**** EXTRACTED RECORDS ****
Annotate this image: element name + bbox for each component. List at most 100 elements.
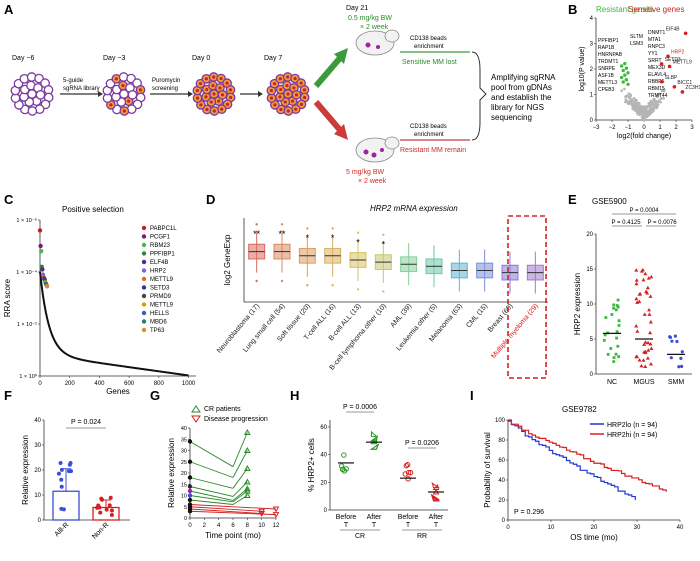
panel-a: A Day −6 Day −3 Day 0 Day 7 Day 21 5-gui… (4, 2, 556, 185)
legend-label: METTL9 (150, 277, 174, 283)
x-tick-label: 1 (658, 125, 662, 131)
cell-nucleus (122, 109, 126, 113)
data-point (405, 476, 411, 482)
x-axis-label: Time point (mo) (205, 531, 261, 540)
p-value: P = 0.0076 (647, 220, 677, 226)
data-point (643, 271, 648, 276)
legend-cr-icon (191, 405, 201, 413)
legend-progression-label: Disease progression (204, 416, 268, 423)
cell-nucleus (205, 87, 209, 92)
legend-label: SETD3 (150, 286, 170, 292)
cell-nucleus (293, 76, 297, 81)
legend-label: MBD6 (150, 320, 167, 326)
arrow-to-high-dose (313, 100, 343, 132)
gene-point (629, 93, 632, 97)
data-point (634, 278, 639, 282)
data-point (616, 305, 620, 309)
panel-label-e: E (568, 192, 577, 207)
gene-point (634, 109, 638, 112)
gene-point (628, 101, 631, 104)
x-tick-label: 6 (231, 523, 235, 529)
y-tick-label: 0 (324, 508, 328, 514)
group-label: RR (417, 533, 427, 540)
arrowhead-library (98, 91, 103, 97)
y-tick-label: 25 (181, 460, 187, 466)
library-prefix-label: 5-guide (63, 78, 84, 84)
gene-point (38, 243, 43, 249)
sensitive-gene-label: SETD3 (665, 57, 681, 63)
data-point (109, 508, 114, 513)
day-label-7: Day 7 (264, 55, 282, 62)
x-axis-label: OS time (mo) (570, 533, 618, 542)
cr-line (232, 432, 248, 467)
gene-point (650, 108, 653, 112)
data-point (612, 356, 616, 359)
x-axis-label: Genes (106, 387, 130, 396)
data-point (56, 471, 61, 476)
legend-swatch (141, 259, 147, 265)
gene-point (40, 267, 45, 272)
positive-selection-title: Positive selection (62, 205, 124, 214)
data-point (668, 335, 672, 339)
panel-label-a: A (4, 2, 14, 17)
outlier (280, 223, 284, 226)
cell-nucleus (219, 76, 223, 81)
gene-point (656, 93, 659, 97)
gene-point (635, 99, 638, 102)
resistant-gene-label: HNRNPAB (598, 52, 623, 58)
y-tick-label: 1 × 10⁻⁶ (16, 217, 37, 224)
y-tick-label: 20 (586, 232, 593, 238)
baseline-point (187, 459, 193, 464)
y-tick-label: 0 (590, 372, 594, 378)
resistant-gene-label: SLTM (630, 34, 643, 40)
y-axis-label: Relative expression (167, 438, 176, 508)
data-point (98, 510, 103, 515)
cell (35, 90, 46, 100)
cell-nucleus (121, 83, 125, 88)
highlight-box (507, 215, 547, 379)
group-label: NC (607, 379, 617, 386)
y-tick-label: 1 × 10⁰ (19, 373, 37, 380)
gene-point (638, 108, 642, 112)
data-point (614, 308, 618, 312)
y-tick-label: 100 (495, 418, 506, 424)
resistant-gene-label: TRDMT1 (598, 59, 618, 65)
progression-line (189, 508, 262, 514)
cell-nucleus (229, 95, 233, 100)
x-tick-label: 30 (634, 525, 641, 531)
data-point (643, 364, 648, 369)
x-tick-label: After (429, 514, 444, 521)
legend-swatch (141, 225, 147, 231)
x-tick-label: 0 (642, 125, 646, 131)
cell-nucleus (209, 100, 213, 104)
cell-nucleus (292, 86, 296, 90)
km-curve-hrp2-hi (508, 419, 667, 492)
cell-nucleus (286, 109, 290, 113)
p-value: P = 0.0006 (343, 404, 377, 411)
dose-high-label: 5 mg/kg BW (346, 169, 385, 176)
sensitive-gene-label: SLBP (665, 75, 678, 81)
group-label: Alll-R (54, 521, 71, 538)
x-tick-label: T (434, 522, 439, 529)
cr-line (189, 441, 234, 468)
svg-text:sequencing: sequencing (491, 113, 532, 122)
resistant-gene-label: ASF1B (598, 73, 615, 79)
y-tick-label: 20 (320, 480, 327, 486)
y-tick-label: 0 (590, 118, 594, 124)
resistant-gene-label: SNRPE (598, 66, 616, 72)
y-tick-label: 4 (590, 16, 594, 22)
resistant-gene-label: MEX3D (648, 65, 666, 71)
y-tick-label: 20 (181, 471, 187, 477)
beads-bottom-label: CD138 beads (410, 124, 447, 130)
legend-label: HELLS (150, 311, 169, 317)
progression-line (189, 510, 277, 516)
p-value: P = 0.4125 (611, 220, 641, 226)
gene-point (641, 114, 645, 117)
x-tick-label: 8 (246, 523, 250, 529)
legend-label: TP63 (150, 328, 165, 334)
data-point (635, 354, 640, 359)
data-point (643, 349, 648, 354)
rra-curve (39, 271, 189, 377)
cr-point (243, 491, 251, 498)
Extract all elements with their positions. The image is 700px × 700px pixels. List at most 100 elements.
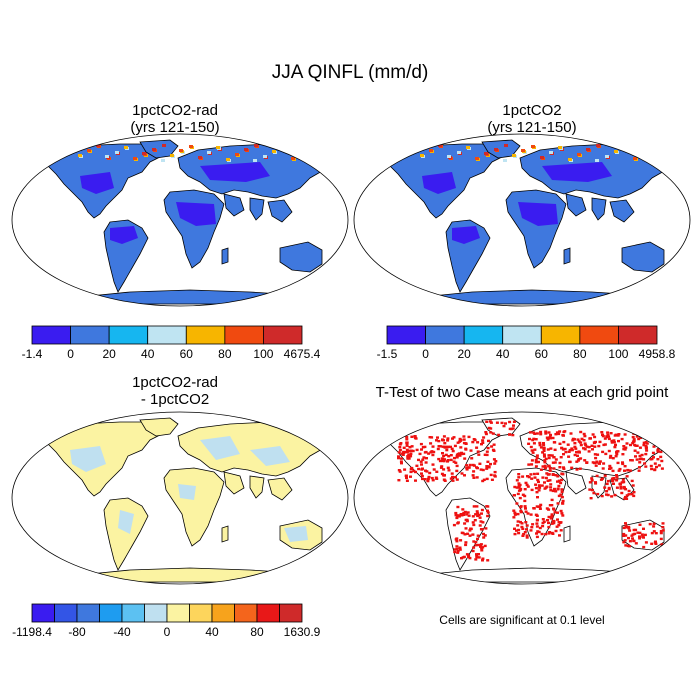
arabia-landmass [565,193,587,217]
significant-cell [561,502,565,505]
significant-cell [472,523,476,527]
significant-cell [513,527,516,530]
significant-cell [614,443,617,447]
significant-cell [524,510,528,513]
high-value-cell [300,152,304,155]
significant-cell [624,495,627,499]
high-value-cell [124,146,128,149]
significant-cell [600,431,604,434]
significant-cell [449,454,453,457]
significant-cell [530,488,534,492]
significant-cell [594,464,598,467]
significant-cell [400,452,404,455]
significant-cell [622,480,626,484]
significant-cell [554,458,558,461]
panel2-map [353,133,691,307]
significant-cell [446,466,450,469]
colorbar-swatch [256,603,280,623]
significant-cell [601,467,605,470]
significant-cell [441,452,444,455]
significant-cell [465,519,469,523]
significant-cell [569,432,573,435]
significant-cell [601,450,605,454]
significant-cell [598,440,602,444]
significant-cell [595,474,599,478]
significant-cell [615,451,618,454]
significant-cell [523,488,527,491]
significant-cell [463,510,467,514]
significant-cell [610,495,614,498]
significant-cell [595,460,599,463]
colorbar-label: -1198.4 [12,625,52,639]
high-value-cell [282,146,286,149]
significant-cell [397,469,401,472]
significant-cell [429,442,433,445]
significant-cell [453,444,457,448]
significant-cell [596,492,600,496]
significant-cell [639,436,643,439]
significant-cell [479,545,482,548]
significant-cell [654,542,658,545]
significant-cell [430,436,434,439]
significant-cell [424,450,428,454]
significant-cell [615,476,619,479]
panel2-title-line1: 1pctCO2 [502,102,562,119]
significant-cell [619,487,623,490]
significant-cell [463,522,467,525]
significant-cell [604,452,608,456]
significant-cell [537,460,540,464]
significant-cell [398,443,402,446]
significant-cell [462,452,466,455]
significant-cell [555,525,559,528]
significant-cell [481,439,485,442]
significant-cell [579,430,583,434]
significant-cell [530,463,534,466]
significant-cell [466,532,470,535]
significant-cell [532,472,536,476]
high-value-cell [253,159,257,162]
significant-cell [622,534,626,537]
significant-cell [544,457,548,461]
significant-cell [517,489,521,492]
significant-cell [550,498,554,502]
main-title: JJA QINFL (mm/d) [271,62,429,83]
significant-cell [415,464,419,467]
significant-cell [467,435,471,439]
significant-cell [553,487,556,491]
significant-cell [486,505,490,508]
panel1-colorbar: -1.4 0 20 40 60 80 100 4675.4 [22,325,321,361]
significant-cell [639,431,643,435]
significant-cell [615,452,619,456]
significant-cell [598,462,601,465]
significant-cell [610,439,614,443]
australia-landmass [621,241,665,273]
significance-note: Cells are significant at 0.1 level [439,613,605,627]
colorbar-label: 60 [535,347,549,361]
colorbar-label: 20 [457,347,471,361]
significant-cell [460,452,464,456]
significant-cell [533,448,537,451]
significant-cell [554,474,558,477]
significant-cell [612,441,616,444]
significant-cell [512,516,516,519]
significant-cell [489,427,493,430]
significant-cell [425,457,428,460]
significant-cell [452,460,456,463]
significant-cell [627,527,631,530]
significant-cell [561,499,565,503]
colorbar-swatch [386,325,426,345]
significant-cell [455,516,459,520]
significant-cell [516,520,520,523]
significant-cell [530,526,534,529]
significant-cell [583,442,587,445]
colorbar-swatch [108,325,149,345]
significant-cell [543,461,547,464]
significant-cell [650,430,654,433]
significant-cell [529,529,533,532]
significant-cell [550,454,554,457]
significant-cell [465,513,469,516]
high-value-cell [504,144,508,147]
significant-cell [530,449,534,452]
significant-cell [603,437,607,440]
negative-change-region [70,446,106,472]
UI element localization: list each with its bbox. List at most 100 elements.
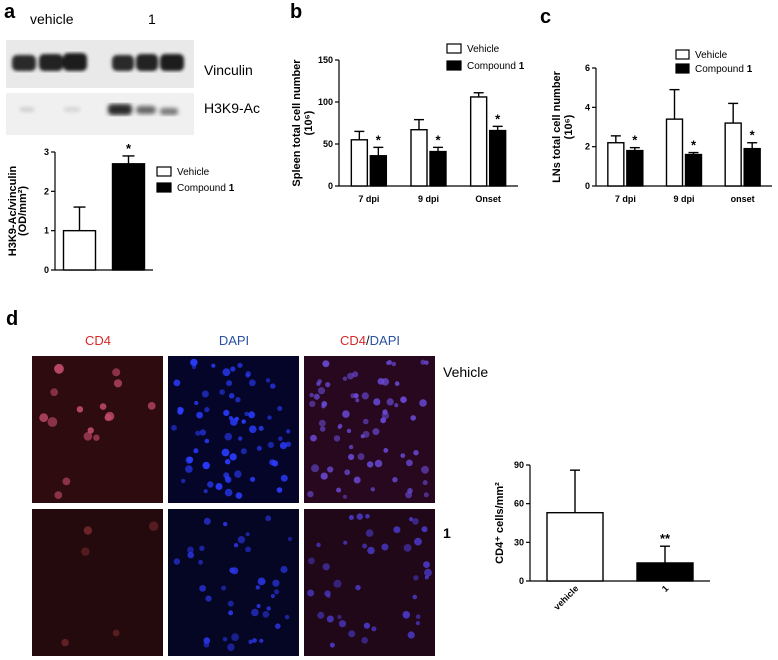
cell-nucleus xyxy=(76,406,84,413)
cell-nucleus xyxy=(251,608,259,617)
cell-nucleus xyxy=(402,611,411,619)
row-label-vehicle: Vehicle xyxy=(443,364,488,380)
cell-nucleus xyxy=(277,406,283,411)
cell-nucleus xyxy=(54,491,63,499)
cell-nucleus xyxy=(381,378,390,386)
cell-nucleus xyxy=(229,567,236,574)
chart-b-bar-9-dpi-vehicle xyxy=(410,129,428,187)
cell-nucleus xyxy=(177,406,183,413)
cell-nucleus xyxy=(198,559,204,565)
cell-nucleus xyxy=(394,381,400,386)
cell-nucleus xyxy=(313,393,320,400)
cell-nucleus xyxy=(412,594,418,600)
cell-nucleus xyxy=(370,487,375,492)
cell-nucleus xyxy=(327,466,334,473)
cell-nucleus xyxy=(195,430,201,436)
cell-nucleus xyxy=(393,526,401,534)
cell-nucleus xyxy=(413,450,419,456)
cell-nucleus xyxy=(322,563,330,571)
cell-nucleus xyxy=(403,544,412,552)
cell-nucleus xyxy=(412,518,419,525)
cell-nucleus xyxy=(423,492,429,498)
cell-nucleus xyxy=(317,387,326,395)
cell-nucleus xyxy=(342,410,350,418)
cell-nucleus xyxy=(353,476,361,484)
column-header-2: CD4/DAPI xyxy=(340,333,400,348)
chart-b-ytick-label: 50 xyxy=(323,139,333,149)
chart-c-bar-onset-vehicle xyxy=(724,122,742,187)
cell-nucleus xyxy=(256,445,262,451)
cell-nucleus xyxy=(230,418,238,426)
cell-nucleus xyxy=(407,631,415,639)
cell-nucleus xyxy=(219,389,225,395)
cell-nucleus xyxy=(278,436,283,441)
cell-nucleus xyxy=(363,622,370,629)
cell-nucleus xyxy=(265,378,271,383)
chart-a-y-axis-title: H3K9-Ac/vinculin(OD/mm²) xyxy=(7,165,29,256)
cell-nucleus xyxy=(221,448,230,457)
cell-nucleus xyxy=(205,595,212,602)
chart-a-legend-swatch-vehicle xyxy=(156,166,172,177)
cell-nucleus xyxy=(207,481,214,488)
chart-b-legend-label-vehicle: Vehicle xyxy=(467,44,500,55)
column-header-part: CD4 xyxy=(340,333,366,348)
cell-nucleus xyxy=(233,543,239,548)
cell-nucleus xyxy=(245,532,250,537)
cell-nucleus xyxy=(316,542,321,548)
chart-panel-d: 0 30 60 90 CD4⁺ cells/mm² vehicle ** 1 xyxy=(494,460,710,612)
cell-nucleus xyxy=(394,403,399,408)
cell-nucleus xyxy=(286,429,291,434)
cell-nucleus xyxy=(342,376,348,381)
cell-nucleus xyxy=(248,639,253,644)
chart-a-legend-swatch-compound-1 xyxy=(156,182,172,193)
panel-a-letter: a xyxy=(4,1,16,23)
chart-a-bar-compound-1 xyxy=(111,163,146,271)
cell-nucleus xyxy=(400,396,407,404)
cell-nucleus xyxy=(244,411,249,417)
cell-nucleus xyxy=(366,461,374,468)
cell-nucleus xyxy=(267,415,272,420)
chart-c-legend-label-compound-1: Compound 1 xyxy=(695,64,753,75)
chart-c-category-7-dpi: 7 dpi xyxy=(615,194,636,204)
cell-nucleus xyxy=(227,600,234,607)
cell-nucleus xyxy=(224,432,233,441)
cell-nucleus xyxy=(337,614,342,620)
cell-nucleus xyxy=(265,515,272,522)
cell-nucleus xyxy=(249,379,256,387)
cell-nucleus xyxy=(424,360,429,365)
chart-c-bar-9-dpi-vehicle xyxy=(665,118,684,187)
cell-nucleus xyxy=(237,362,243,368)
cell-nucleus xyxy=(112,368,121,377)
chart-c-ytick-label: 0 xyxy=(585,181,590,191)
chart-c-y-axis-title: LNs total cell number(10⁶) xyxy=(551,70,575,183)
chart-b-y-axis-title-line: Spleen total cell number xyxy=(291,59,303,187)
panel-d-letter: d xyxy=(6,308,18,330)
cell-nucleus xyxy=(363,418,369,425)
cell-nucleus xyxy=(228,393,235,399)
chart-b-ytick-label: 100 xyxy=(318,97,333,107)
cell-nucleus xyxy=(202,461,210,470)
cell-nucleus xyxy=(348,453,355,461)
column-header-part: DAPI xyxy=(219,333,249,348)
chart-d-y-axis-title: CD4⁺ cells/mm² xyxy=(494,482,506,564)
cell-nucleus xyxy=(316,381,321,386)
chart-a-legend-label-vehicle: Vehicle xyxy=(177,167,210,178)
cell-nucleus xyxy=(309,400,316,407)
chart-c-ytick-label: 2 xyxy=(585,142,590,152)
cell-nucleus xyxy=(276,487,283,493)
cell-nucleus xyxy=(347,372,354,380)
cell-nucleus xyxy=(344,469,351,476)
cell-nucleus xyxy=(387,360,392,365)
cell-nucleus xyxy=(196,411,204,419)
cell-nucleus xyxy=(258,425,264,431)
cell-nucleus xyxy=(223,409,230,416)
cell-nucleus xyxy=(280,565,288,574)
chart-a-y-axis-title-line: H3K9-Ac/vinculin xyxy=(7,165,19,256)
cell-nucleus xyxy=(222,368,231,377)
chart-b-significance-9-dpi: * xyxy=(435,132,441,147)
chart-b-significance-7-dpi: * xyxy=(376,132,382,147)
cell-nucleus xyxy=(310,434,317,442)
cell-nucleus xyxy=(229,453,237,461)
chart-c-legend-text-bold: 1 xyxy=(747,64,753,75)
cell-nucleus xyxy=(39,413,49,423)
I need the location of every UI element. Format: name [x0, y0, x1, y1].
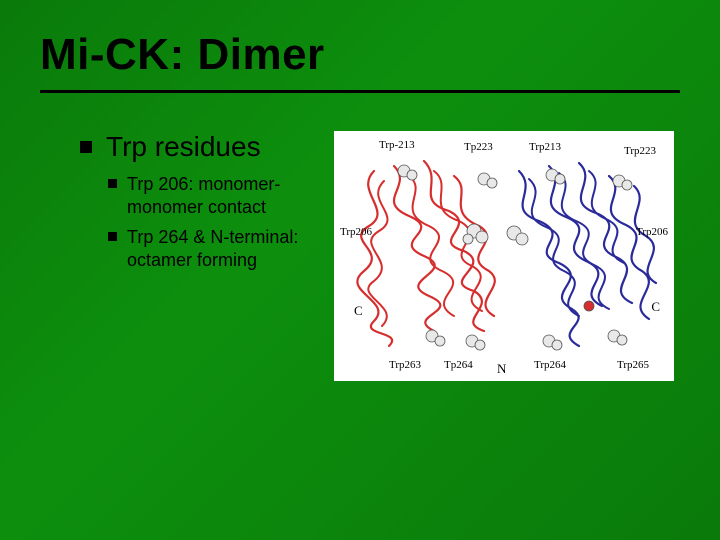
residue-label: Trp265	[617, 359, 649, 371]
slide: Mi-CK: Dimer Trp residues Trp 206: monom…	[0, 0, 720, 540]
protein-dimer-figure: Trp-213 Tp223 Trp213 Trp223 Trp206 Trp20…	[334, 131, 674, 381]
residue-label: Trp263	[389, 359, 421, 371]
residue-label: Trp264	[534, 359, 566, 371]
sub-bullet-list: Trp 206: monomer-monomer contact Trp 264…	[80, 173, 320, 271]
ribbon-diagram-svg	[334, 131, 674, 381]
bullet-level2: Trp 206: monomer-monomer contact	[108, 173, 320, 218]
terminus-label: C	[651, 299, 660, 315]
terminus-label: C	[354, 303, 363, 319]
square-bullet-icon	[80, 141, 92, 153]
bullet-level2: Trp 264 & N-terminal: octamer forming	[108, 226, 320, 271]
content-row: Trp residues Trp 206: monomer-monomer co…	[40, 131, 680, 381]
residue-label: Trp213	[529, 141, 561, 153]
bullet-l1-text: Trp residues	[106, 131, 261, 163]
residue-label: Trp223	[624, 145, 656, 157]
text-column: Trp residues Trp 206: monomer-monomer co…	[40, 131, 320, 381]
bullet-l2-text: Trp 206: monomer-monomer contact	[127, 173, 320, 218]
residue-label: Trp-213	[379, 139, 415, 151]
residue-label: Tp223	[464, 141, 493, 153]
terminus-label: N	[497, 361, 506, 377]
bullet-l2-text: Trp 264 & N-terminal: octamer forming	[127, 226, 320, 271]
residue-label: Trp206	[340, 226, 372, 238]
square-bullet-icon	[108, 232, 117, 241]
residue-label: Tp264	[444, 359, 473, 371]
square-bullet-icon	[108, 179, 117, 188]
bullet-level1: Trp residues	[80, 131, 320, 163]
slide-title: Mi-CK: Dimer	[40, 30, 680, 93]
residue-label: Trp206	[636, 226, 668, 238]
****
__WHAT TO PRODUCE__: Look through the material and copy each line that has "number".

__ANSWER SPACE__:
chart-c-y-axis-title: LNs total cell number(10⁶) xyxy=(551,70,575,183)
chart-b-y-axis-title-line: Spleen total cell number xyxy=(291,59,303,187)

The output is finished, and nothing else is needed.